(Records from a dataset)

****************************************

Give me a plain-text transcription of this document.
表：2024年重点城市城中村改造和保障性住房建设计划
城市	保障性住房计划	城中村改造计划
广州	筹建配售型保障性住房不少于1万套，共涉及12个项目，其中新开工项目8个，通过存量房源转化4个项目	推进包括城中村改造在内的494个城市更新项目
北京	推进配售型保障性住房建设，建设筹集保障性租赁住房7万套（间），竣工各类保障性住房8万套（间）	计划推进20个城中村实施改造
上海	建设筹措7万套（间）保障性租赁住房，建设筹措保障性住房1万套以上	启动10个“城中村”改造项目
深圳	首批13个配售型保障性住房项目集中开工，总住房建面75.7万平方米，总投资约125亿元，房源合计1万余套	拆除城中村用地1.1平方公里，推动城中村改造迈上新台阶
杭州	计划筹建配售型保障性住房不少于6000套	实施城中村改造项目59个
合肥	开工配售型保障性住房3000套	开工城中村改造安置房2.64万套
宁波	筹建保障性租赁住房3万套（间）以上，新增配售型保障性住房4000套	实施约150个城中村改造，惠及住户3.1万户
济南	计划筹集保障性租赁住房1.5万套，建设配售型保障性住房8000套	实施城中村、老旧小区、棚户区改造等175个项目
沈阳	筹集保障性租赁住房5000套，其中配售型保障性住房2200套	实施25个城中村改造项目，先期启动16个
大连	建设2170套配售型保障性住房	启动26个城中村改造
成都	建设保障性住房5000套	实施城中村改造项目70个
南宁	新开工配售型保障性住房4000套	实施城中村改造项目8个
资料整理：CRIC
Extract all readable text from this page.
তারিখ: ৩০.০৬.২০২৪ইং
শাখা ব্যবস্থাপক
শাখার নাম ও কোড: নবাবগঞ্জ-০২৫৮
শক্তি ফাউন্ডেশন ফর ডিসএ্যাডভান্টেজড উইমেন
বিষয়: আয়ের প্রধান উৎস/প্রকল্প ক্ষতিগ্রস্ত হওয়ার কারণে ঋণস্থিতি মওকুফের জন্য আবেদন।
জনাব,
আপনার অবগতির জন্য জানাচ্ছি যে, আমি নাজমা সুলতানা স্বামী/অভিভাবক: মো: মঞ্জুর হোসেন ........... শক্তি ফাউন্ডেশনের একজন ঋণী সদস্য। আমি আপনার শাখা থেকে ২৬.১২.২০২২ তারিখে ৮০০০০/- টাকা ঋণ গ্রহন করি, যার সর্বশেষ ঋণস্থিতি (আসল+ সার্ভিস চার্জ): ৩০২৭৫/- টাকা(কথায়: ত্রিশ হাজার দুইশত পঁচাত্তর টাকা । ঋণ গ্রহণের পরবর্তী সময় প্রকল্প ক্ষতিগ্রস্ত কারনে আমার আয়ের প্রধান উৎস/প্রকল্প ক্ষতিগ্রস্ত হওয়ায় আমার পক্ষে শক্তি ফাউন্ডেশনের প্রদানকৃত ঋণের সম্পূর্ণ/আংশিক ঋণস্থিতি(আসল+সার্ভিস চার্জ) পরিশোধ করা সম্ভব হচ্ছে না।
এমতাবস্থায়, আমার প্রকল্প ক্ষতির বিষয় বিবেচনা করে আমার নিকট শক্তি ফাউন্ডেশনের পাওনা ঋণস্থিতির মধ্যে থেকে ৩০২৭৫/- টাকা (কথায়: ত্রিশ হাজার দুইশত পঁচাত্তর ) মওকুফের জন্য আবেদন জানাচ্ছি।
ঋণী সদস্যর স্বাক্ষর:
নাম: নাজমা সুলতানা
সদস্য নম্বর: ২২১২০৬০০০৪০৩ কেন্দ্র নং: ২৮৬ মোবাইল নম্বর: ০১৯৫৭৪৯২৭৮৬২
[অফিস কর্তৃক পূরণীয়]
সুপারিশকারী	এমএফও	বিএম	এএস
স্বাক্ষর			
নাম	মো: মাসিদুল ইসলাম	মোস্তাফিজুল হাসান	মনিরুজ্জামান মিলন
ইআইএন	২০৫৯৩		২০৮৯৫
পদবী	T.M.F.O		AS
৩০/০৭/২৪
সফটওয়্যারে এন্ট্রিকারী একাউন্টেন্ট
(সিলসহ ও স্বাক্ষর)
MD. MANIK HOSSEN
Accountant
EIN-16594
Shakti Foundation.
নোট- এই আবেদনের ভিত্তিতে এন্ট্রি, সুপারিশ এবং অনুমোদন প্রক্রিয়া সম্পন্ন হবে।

****************************************

Task to complete
Output all of the material exactly as written.

Complete answer
Give me a plain-text transcription of this document.
表：2024年重点城市城中村改造和保障性住房建设计划
城市	保障性住房计划	城中村改造计划
广州	筹建配售型保障性住房不少于1万套，共涉及12个项目，其中新开工项目8个，通过存量房源转化4个项目	推进包括城中村改造在内的494个城市更新项目
北京	推进配售型保障性住房建设，建设筹集保障性租赁住房7万套（间），竣工各类保障性住房8万套（间）	计划推进20个城中村实施改造
上海	建设筹措7万套（间）保障性租赁住房，建设筹措保障性住房1万套以上	启动10个“城中村”改造项目
深圳	首批13个配售型保障性住房项目集中开工，总住房建面75.7万平方米，总投资约125亿元，房源合计1万余套	拆除城中村用地1.1平方公里，推动城中村改造迈上新台阶
杭州	计划筹建配售型保障性住房不少于6000套	实施城中村改造项目59个
合肥	开工配售型保障性住房3000套	开工城中村改造安置房2.64万套
宁波	筹建保障性租赁住房3万套（间）以上，新增配售型保障性住房4000套	实施约150个城中村改造，惠及住户3.1万户
济南	计划筹集保障性租赁住房1.5万套，建设配售型保障性住房8000套	实施城中村、老旧小区、棚户区改造等175个项目
沈阳	筹集保障性租赁住房5000套，其中配售型保障性住房2200套	实施25个城中村改造项目，先期启动16个
大连	建设2170套配售型保障性住房	启动26个城中村改造
成都	建设保障性住房5000套	实施城中村改造项目70个
南宁	新开工配售型保障性住房4000套	实施城中村改造项目8个
资料整理：CRIC
Extract all readable text from this page.
তারিখ: ৩০.০৬.২০২৪ইং
শাখা ব্যবস্থাপক
শাখার নাম ও কোড: নবাবগঞ্জ-০২৫৮
শক্তি ফাউন্ডেশন ফর ডিসএ্যাডভান্টেজড উইমেন
বিষয়: আয়ের প্রধান উৎস/প্রকল্প ক্ষতিগ্রস্ত হওয়ার কারণে ঋণস্থিতি মওকুফের জন্য আবেদন।
জনাব,
আপনার অবগতির জন্য জানাচ্ছি যে, আমি নাজমা সুলতানা স্বামী/অভিভাবক: মো: মঞ্জুর হোসেন ........... শক্তি ফাউন্ডেশনের একজন ঋণী সদস্য। আমি আপনার শাখা থেকে ২৬.১২.২০২২ তারিখে ৮০০০০/- টাকা ঋণ গ্রহন করি, যার সর্বশেষ ঋণস্থিতি (আসল+ সার্ভিস চার্জ): ৩০২৭৫/- টাকা(কথায়: ত্রিশ হাজার দুইশত পঁচাত্তর টাকা । ঋণ গ্রহণের পরবর্তী সময় প্রকল্প ক্ষতিগ্রস্ত কারনে আমার আয়ের প্রধান উৎস/প্রকল্প ক্ষতিগ্রস্ত হওয়ায় আমার পক্ষে শক্তি ফাউন্ডেশনের প্রদানকৃত ঋণের সম্পূর্ণ/আংশিক ঋণস্থিতি(আসল+সার্ভিস চার্জ) পরিশোধ করা সম্ভব হচ্ছে না।
এমতাবস্থায়, আমার প্রকল্প ক্ষতির বিষয় বিবেচনা করে আমার নিকট শক্তি ফাউন্ডেশনের পাওনা ঋণস্থিতির মধ্যে থেকে ৩০২৭৫/- টাকা (কথায়: ত্রিশ হাজার দুইশত পঁচাত্তর ) মওকুফের জন্য আবেদন জানাচ্ছি।
ঋণী সদস্যর স্বাক্ষর:
নাম: নাজমা সুলতানা
সদস্য নম্বর: ২২১২০৬০০০৪০৩ কেন্দ্র নং: ২৮৬ মোবাইল নম্বর: ০১৯৫৭৪৯২৭৮৬২
[অফিস কর্তৃক পূরণীয়]
সুপারিশকারী	এমএফও	বিএম	এএস
স্বাক্ষর			
নাম	মো: মাসিদুল ইসলাম	মোস্তাফিজুল হাসান	মনিরুজ্জামান মিলন
ইআইএন	২০৫৯৩		২০৮৯৫
পদবী	T.M.F.O		AS
৩০/০৭/২৪
সফটওয়্যারে এন্ট্রিকারী একাউন্টেন্ট
(সিলসহ ও স্বাক্ষর)
MD. MANIK HOSSEN
Accountant
EIN-16594
Shakti Foundation.
নোট- এই আবেদনের ভিত্তিতে এন্ট্রি, সুপারিশ এবং অনুমোদন প্রক্রিয়া সম্পন্ন হবে।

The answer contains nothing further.